THE EXERCISE
Drop every picture, then transcribe the remaining data exactly.

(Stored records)
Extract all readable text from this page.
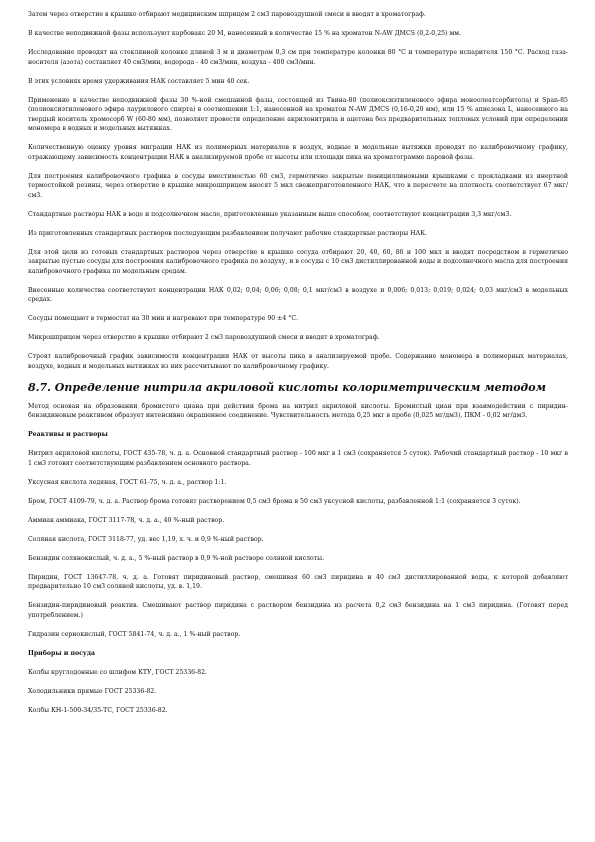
Затем через отверстие в крышке отбирают медицинским шприцем 2 см3 паровоздушной смеси и вводят в хроматограф.

В качестве неподвижной фазы используют карбовакс 20 М, нанесенный в количестве 15 % на хроматон N-AW ДМСS (0,2-0,25) мм.

Исследование проводят на стеклянной колонке длиной 3 м и диаметром 0,3 см при температуре колонки 80 °С и температуре испарителя 150 °С. Расход газа-носителя (азота) составляет 40 см3/мин, водорода - 40 см3/мин, воздуха - 400 см3/мин.

В этих условиях время удерживания НАК составляет 5 мин 40 сек.

Применение в качестве неподвижной фазы 30 %-ной смешанной фазы, состоящей из Твина-80 (полиоксиэтиленового эфира моноолеатсорбитола) и Span-85 (полиоксиэтиленового эфира лаурилового спирта) в соотношении 1:1, нанесенной на хроматон N-AW ДМСS (0,16-0,20 мм), или 15 % апиезона L, нанесенного на твердый носитель хромосорб W (60-80 мм), позволяет провести определение акрилонитрила и ацетона без предварительных тепловых условий при определении мономера в водных и модельных вытяжках.

Количественную оценку уровня миграции НАК из полимерных материалов в воздух, водные и модельные вытяжки проводят по калибровочному графику, отражающему зависимость концентрации НАК в анализируемой пробе от высоты или площади пика на хроматограмме паровой фазы.

Для построения калибровочного графика в сосуды вместимостью 60 см3, герметично закрытые пенициллиновыми крышками с прокладками из инертной термостойкой резины, через отверстие в крышке микрошприцем вносят 5 мкл свежеприготовленного НАК, что в пересчете на плотность соответствует 67 мкг/см3.

Стандартные растворы НАК в воде и подсолнечном масле, приготовленные указанным выше способом, соответствуют концентрации 3,3 мкг/см3.

Из приготовленных стандартных растворов последующим разбавлением получают рабочие стандартные растворы НАК.

Для этой цели из готовых стандартных растворов через отверстие в крышке сосуда отбирают 20, 40, 60, 80 и 100 мкл и вводят посредством в герметично закрытые пустые сосуды для построения калибровочного графика по воздуху, и в сосуды с 10 см3 дистиллированной воды и подсолнечного масла для построения калибровочного графика по модельным средам.

Внесенные количества соответствуют концентрации НАК 0,02; 0,04; 0,06; 0,08; 0,1 мкг/см3 в воздухе и 0,006; 0,013; 0,019; 0,024; 0,03 мкг/см3 в модельных средах.

Сосуды помещают в термостат на 30 мин и нагревают при температуре 90 ±4 °С.

Микрошприцем через отверстие в крышке отбирают 2 см3 паровоздушной смеси и вводят в хроматограф.

Строят калибровочный график зависимости концентрации НАК от высоты пика в анализируемой пробе. Содержание мономера в полимерных материалах, воздухе, водных и модельных вытяжках из них рассчитывают по калибровочному графику.

8.7. Определение нитрила акриловой кислоты колориметрическим методом

Метод основан на образовании бромистого циана при действии брома на нитрил акриловой кислоты. Бромистый циан при взаимодействии с пиридин-бензидиновым реактивом образует интенсивно окрашенное соединение. Чувствительность метода 0,25 мкг в пробе (0,025 мг/дм3), ПКМ - 0,02 мг/дм3.

Реактивы и растворы

Нитрил акриловой кислоты, ГОСТ 435-78, ч. д. а. Основной стандартный раствор - 100 мкг в 1 см3 (сохраняется 5 суток). Рабочий стандартный раствор - 10 мкг в 1 см3 готовят соответствующим разбавлением основного раствора.

Уксусная кислота ледяная, ГОСТ 61-75, ч. д. а., раствор 1:1.

Бром, ГОСТ 4109-79, ч. д. а. Раствор брома готовят растворением 0,5 см3 брома в 50 см3 уксусной кислоты, разбавленной 1:1 (сохраняется 3 суток).

Аммиак аммиака, ГОСТ 3117-78, ч. д. а., 40 %-ный раствор.

Соляная кислота, ГОСТ 3118-77, уд. вес 1,19, х. ч. и 0,9 %-ный раствор.

Бензидин солянокислый, ч. д. а., 5 %-ный раствор в 0,9 %-ной растворе соляной кислоты.

Пиридин, ГОСТ 13647-78, ч. д. а. Готовят пиридиновый раствор, смешивая 60 см3 пиридина и 40 см3 дистиллированной воды, к которой добавляют предварительно 10 см3 соляной кислоты, уд. в. 1,19.

Бензидин-пиридиновый реактив. Смешивают раствор пиридина с раствором бензидина из расчета 0,2 см3 бензидина на 1 см3 пиридина. (Готовят перед употреблением.)

Гидразин сернокислый, ГОСТ 5841-74, ч. д. а., 1 %-ный раствор.

Приборы и посуда

Колбы круглодонные со шлифом КТУ, ГОСТ 25336-82.

Холодильники прямые ГОСТ 25336-82.

Колбы КН-1-500-34/35-ТС, ГОСТ 25336-82.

SOLUTION TO THE EXERCISE
Extract all readable text from this page.
Затем через отверстие в крышке отбирают медицинским шприцем 2 см3 паровоздушной смеси и вводят в хроматограф.

В качестве неподвижной фазы используют карбовакс 20 М, нанесенный в количестве 15 % на хроматон N-AW ДМСS (0,2-0,25) мм.

Исследование проводят на стеклянной колонке длиной 3 м и диаметром 0,3 см при температуре колонки 80 °С и температуре испарителя 150 °С. Расход газа-носителя (азота) составляет 40 см3/мин, водорода - 40 см3/мин, воздуха - 400 см3/мин.

В этих условиях время удерживания НАК составляет 5 мин 40 сек.

Применение в качестве неподвижной фазы 30 %-ной смешанной фазы, состоящей из Твина-80 (полиоксиэтиленового эфира моноолеатсорбитола) и Span-85 (полиоксиэтиленового эфира лаурилового спирта) в соотношении 1:1, нанесенной на хроматон N-AW ДМСS (0,16-0,20 мм), или 15 % апиезона L, нанесенного на твердый носитель хромосорб W (60-80 мм), позволяет провести определение акрилонитрила и ацетона без предварительных тепловых условий при определении мономера в водных и модельных вытяжках.

Количественную оценку уровня миграции НАК из полимерных материалов в воздух, водные и модельные вытяжки проводят по калибровочному графику, отражающему зависимость концентрации НАК в анализируемой пробе от высоты или площади пика на хроматограмме паровой фазы.

Для построения калибровочного графика в сосуды вместимостью 60 см3, герметично закрытые пенициллиновыми крышками с прокладками из инертной термостойкой резины, через отверстие в крышке микрошприцем вносят 5 мкл свежеприготовленного НАК, что в пересчете на плотность соответствует 67 мкг/см3.

Стандартные растворы НАК в воде и подсолнечном масле, приготовленные указанным выше способом, соответствуют концентрации 3,3 мкг/см3.

Из приготовленных стандартных растворов последующим разбавлением получают рабочие стандартные растворы НАК.

Для этой цели из готовых стандартных растворов через отверстие в крышке сосуда отбирают 20, 40, 60, 80 и 100 мкл и вводят посредством в герметично закрытые пустые сосуды для построения калибровочного графика по воздуху, и в сосуды с 10 см3 дистиллированной воды и подсолнечного масла для построения калибровочного графика по модельным средам.

Внесенные количества соответствуют концентрации НАК 0,02; 0,04; 0,06; 0,08; 0,1 мкг/см3 в воздухе и 0,006; 0,013; 0,019; 0,024; 0,03 мкг/см3 в модельных средах.

Сосуды помещают в термостат на 30 мин и нагревают при температуре 90 ±4 °С.

Микрошприцем через отверстие в крышке отбирают 2 см3 паровоздушной смеси и вводят в хроматограф.

Строят калибровочный график зависимости концентрации НАК от высоты пика в анализируемой пробе. Содержание мономера в полимерных материалах, воздухе, водных и модельных вытяжках из них рассчитывают по калибровочному графику.

8.7. Определение нитрила акриловой кислоты колориметрическим методом

Метод основан на образовании бромистого циана при действии брома на нитрил акриловой кислоты. Бромистый циан при взаимодействии с пиридин-бензидиновым реактивом образует интенсивно окрашенное соединение. Чувствительность метода 0,25 мкг в пробе (0,025 мг/дм3), ПКМ - 0,02 мг/дм3.

Реактивы и растворы

Нитрил акриловой кислоты, ГОСТ 435-78, ч. д. а. Основной стандартный раствор - 100 мкг в 1 см3 (сохраняется 5 суток). Рабочий стандартный раствор - 10 мкг в 1 см3 готовят соответствующим разбавлением основного раствора.

Уксусная кислота ледяная, ГОСТ 61-75, ч. д. а., раствор 1:1.

Бром, ГОСТ 4109-79, ч. д. а. Раствор брома готовят растворением 0,5 см3 брома в 50 см3 уксусной кислоты, разбавленной 1:1 (сохраняется 3 суток).

Аммиак аммиака, ГОСТ 3117-78, ч. д. а., 40 %-ный раствор.

Соляная кислота, ГОСТ 3118-77, уд. вес 1,19, х. ч. и 0,9 %-ный раствор.

Бензидин солянокислый, ч. д. а., 5 %-ный раствор в 0,9 %-ной растворе соляной кислоты.

Пиридин, ГОСТ 13647-78, ч. д. а. Готовят пиридиновый раствор, смешивая 60 см3 пиридина и 40 см3 дистиллированной воды, к которой добавляют предварительно 10 см3 соляной кислоты, уд. в. 1,19.

Бензидин-пиридиновый реактив. Смешивают раствор пиридина с раствором бензидина из расчета 0,2 см3 бензидина на 1 см3 пиридина. (Готовят перед употреблением.)

Гидразин сернокислый, ГОСТ 5841-74, ч. д. а., 1 %-ный раствор.

Приборы и посуда

Колбы круглодонные со шлифом КТУ, ГОСТ 25336-82.

Холодильники прямые ГОСТ 25336-82.

Колбы КН-1-500-34/35-ТС, ГОСТ 25336-82.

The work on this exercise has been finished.